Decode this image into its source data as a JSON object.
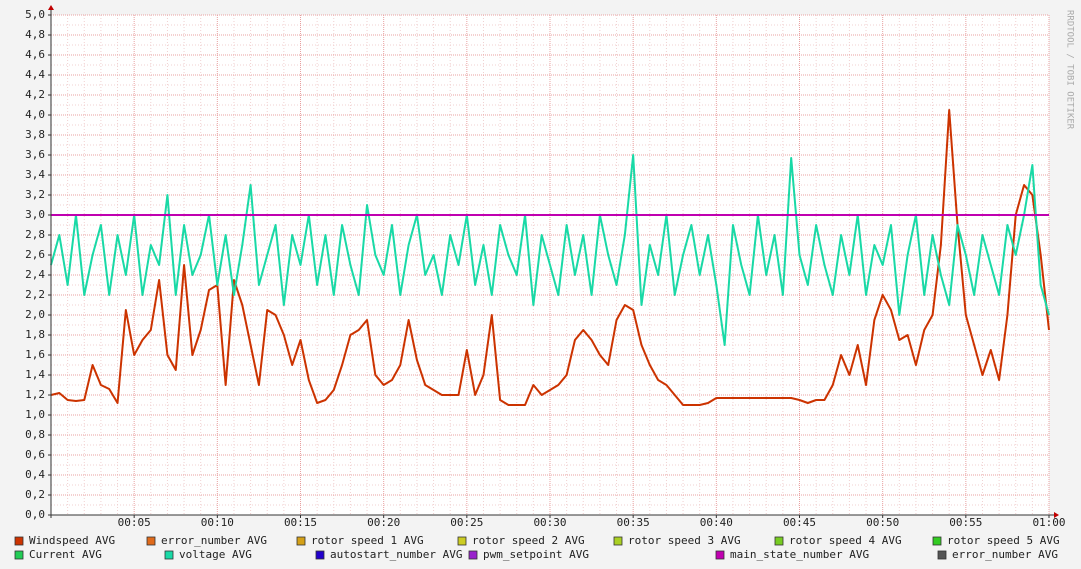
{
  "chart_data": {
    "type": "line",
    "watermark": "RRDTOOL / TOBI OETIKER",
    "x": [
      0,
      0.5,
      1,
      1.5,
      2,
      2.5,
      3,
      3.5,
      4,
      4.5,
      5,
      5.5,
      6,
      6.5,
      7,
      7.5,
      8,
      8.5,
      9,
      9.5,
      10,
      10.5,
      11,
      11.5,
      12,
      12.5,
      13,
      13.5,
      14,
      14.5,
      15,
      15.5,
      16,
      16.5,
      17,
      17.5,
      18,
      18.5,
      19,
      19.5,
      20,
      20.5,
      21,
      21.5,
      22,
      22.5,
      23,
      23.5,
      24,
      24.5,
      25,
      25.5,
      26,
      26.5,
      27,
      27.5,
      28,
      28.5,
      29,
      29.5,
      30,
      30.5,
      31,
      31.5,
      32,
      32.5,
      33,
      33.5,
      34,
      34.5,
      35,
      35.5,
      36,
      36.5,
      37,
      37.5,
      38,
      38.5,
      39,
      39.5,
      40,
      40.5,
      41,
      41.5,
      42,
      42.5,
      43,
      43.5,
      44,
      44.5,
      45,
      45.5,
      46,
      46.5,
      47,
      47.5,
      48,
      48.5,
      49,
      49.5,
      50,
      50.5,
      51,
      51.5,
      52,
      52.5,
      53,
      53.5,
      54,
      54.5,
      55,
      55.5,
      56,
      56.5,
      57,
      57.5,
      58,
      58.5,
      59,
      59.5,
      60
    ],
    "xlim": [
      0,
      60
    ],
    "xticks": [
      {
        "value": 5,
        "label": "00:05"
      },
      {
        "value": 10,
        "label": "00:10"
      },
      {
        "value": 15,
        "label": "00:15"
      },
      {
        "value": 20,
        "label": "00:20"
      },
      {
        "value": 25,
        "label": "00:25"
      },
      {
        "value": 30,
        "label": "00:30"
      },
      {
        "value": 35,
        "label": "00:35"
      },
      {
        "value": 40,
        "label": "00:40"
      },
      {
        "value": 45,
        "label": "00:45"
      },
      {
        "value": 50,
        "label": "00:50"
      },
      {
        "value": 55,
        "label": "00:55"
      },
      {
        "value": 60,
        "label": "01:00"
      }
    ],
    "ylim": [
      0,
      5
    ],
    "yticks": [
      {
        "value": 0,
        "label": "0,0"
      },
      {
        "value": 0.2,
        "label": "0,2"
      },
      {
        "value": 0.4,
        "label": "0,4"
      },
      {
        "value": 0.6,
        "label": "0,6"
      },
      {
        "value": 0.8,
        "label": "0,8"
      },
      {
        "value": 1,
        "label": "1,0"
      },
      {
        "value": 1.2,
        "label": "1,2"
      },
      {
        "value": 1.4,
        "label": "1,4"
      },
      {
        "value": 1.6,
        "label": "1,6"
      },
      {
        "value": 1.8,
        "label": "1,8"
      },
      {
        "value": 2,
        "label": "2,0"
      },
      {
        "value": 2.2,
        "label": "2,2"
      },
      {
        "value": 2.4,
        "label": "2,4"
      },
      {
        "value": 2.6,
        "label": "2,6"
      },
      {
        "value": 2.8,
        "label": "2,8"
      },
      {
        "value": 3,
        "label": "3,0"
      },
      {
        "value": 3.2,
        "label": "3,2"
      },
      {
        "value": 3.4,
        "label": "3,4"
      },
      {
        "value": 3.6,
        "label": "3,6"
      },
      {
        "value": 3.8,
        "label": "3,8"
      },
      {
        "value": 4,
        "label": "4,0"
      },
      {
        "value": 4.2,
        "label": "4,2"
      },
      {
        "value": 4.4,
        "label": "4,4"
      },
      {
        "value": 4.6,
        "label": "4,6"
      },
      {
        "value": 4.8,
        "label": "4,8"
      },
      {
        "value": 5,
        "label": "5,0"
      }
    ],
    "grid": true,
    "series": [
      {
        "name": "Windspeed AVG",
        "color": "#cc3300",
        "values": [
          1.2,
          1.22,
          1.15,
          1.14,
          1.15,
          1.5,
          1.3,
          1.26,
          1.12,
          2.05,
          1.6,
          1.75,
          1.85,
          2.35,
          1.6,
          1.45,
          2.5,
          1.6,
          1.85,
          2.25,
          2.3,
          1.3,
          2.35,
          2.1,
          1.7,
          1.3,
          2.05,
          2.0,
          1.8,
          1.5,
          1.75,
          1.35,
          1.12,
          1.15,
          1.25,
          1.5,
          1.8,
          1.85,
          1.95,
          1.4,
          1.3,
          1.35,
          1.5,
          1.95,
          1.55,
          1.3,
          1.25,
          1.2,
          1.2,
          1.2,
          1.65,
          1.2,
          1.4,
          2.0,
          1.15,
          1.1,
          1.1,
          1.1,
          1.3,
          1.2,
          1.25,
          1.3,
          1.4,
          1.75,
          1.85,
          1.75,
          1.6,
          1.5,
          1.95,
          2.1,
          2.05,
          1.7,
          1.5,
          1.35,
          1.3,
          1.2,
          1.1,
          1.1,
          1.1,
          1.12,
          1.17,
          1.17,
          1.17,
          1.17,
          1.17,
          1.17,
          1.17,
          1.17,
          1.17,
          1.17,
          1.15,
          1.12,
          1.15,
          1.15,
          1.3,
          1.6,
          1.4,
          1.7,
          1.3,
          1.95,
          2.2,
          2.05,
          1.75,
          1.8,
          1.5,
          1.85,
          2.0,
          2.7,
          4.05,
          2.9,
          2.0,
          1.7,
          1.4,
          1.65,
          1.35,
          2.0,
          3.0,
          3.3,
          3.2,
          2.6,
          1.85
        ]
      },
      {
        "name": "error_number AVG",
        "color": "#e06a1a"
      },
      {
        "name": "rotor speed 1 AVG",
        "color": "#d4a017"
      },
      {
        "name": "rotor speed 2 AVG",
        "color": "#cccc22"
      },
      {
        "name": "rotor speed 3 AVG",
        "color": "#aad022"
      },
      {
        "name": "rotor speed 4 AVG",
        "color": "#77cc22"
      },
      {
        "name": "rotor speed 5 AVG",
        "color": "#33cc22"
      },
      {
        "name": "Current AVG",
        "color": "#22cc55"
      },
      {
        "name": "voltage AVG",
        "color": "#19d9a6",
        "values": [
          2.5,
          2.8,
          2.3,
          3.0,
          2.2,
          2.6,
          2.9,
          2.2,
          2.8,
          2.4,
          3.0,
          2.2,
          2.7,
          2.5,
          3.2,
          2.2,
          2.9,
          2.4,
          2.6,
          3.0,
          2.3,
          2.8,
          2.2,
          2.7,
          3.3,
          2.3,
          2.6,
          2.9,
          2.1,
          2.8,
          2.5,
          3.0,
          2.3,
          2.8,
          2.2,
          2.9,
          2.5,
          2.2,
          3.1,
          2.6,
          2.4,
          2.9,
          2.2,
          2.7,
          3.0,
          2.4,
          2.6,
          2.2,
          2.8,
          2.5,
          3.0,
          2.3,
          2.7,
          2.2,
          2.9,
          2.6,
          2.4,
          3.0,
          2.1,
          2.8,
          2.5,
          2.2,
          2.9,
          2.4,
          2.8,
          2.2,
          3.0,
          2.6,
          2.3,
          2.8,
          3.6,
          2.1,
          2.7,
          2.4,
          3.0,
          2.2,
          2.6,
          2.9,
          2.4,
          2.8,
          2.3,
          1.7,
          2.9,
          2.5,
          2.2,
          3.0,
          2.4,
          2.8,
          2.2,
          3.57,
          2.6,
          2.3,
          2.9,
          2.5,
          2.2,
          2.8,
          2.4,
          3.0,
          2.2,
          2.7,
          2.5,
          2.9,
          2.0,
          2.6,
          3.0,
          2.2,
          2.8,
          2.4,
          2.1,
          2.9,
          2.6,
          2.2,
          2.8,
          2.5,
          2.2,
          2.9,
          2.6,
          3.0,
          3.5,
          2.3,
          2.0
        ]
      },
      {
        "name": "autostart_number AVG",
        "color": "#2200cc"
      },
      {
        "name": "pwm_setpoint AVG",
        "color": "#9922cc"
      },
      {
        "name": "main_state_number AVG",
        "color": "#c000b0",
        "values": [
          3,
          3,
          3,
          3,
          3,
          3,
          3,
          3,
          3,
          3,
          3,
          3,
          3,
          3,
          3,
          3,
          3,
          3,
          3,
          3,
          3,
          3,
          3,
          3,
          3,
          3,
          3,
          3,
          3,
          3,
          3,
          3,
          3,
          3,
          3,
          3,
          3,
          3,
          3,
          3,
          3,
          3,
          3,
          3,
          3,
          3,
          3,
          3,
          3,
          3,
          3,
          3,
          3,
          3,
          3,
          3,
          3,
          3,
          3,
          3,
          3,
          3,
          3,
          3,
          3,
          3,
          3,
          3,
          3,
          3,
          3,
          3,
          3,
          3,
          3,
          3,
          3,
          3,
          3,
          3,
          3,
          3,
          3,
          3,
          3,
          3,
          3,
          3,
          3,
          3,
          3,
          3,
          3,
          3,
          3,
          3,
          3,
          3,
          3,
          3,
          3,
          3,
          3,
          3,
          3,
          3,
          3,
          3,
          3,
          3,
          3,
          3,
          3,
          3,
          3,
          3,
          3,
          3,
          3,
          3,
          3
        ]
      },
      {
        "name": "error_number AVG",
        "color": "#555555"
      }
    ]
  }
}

---

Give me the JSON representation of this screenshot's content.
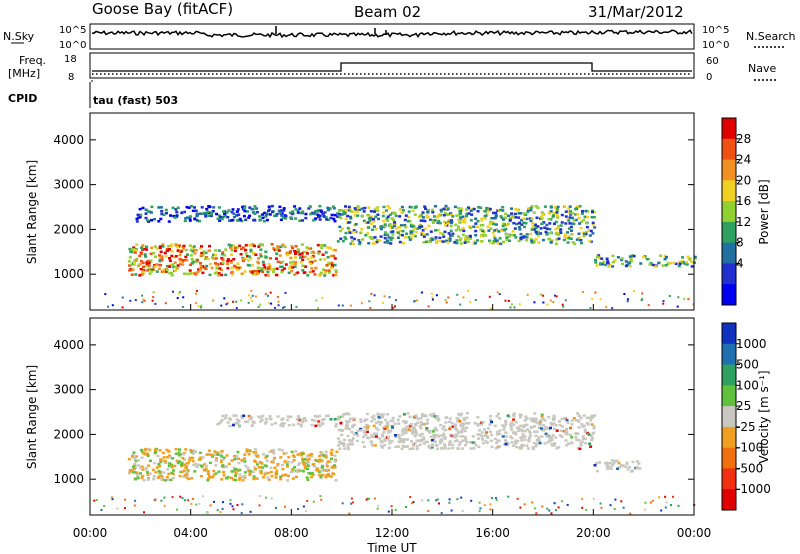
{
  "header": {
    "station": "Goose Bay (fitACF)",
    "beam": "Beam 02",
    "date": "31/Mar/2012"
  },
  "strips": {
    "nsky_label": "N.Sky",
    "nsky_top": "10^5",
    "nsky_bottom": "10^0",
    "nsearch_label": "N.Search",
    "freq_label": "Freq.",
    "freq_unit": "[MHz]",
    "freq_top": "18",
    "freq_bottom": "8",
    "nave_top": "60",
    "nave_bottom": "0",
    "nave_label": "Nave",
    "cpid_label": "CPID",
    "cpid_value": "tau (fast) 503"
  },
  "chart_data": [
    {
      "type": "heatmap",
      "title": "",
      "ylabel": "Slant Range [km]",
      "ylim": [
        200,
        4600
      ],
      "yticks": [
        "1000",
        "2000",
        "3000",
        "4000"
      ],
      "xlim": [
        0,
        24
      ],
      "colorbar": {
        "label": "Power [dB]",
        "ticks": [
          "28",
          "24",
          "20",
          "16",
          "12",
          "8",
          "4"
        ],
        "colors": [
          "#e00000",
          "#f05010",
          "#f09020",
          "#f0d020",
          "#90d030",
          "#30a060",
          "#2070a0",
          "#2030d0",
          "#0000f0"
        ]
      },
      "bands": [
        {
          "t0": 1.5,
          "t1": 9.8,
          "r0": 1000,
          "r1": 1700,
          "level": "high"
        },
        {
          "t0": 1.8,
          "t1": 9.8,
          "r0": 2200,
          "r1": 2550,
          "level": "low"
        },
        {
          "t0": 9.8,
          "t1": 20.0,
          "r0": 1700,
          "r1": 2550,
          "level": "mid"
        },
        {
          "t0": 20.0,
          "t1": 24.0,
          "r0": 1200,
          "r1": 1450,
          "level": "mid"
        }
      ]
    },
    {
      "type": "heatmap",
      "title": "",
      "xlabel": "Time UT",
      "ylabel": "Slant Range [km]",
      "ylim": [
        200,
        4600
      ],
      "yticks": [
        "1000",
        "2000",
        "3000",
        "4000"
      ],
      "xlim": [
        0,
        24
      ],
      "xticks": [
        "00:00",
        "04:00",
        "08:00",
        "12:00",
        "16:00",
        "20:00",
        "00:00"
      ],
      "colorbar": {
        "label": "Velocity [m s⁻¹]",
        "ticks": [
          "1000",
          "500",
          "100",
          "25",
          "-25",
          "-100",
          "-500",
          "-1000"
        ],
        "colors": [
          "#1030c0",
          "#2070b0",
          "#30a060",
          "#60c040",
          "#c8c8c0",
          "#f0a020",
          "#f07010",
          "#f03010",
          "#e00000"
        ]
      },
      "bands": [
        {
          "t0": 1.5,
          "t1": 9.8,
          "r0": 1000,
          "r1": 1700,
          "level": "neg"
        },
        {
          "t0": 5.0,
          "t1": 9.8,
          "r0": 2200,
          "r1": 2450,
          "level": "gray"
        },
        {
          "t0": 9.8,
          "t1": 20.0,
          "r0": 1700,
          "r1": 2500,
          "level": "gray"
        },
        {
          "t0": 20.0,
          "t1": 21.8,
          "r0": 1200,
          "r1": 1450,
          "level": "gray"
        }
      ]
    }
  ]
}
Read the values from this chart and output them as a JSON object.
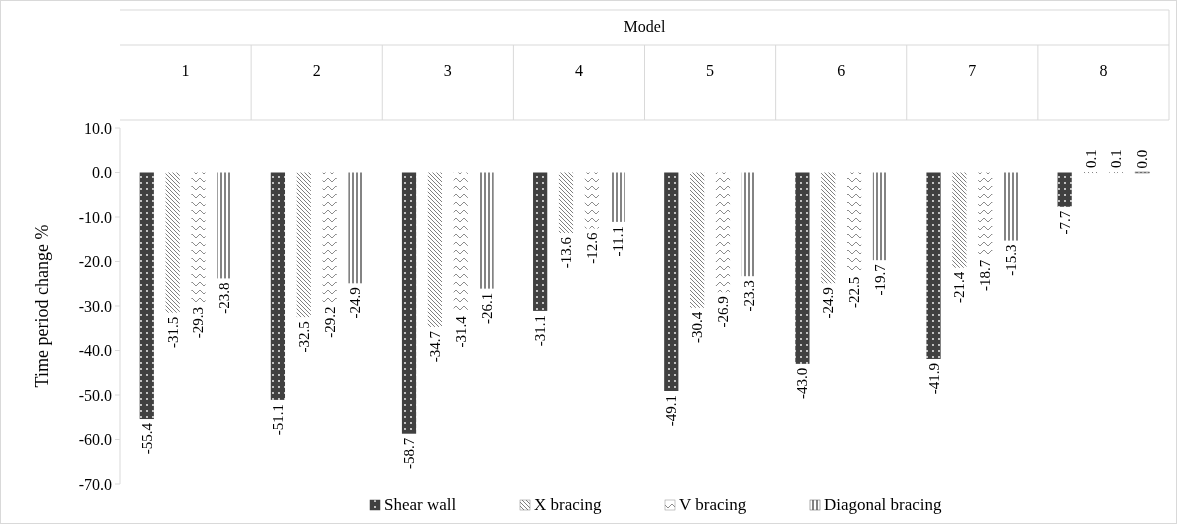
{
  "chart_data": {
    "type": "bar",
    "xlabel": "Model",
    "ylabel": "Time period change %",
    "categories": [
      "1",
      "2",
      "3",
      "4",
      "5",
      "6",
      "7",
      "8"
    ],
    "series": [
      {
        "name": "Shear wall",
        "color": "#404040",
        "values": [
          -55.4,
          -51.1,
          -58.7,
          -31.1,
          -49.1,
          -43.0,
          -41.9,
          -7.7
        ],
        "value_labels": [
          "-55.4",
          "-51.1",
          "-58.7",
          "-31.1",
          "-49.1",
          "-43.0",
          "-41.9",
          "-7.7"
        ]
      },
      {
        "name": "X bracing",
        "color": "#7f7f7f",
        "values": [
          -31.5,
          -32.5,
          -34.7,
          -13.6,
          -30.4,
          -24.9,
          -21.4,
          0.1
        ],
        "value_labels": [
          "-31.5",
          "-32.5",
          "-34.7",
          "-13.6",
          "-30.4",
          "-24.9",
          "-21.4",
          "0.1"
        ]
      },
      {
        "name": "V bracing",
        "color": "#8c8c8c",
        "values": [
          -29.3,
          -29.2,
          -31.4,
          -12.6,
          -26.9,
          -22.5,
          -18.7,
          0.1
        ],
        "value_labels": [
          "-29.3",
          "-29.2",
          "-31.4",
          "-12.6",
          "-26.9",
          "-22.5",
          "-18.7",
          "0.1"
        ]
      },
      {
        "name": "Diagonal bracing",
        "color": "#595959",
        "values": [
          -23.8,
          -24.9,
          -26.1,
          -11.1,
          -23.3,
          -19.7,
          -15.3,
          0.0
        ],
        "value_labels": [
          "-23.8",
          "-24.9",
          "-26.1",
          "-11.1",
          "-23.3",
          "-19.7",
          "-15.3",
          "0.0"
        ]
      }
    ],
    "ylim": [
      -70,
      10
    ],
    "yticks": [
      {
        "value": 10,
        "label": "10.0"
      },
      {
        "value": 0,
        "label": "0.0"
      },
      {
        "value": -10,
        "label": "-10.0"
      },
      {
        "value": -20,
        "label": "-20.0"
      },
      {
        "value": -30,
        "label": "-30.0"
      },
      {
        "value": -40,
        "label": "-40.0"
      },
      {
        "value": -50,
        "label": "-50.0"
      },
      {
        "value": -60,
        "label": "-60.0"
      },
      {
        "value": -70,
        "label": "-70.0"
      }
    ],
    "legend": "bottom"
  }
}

## Short problem:
Return every line holding the word "this" from the records.

## Correct result:
Decode this image into its source data as a JSON object.
Give me the JSON representation of this screenshot's content.
Read the values from this chart and output them as a JSON object.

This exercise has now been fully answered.